Source records:

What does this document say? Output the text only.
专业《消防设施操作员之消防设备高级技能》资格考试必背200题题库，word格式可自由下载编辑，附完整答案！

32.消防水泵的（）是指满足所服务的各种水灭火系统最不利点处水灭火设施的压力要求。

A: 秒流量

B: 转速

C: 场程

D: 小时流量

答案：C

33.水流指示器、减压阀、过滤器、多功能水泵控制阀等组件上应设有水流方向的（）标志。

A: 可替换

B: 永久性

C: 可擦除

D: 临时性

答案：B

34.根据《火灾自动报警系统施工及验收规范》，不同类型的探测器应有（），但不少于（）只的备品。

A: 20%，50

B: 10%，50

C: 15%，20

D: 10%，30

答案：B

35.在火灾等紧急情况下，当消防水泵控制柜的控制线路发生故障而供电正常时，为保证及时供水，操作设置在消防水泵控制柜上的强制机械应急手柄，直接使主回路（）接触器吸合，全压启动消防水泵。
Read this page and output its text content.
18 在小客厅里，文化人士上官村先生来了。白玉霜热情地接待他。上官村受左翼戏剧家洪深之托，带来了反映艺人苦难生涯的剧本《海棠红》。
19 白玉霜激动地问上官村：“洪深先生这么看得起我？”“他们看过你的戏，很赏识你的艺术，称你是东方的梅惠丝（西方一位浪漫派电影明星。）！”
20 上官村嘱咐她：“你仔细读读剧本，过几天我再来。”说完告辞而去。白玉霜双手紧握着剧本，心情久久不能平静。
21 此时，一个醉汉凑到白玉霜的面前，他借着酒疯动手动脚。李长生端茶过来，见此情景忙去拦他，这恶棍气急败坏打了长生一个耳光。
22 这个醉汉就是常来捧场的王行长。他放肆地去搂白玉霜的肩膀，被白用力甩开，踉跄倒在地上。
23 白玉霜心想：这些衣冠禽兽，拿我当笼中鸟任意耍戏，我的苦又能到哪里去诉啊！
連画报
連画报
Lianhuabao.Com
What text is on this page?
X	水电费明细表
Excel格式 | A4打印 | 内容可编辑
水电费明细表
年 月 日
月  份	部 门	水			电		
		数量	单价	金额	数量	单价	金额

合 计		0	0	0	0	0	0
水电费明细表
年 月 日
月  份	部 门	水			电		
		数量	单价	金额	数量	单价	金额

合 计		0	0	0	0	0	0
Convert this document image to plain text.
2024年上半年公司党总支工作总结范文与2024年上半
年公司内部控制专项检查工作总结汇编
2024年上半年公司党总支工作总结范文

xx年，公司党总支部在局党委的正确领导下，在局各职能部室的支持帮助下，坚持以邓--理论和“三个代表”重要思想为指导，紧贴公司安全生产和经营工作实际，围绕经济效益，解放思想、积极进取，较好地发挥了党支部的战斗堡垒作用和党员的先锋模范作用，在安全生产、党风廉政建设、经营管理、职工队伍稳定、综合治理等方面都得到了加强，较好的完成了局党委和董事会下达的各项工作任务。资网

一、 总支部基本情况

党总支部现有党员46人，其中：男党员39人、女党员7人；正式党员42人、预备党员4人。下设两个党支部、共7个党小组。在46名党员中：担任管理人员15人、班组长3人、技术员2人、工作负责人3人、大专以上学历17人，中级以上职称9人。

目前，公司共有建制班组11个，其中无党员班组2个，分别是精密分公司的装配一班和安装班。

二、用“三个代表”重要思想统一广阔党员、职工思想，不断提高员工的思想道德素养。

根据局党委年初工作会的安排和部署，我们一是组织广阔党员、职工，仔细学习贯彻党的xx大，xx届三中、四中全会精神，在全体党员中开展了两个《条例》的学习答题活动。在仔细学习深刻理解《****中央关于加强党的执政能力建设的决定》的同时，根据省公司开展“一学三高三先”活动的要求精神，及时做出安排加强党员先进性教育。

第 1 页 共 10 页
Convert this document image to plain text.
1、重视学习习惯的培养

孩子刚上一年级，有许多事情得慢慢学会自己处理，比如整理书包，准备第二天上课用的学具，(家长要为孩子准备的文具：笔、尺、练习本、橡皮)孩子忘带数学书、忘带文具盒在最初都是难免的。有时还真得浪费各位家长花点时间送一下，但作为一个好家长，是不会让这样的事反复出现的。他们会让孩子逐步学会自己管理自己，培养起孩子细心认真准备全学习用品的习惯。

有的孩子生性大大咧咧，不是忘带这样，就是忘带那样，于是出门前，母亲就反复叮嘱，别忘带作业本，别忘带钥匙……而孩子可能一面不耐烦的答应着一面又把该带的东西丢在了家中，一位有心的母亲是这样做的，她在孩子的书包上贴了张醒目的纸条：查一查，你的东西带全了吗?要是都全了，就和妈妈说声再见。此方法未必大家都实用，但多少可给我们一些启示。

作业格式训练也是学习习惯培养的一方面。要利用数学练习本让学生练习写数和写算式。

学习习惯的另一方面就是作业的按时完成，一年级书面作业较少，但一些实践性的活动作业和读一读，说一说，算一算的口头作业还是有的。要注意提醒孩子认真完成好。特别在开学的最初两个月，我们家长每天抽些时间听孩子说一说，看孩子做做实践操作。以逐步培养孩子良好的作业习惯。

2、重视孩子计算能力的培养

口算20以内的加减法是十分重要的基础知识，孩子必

## TASK
Collect the complete line wherever the string "What" appears in the records.

## EXERCISE RESULT
What does this document say? Output the text only.
What text is on this page?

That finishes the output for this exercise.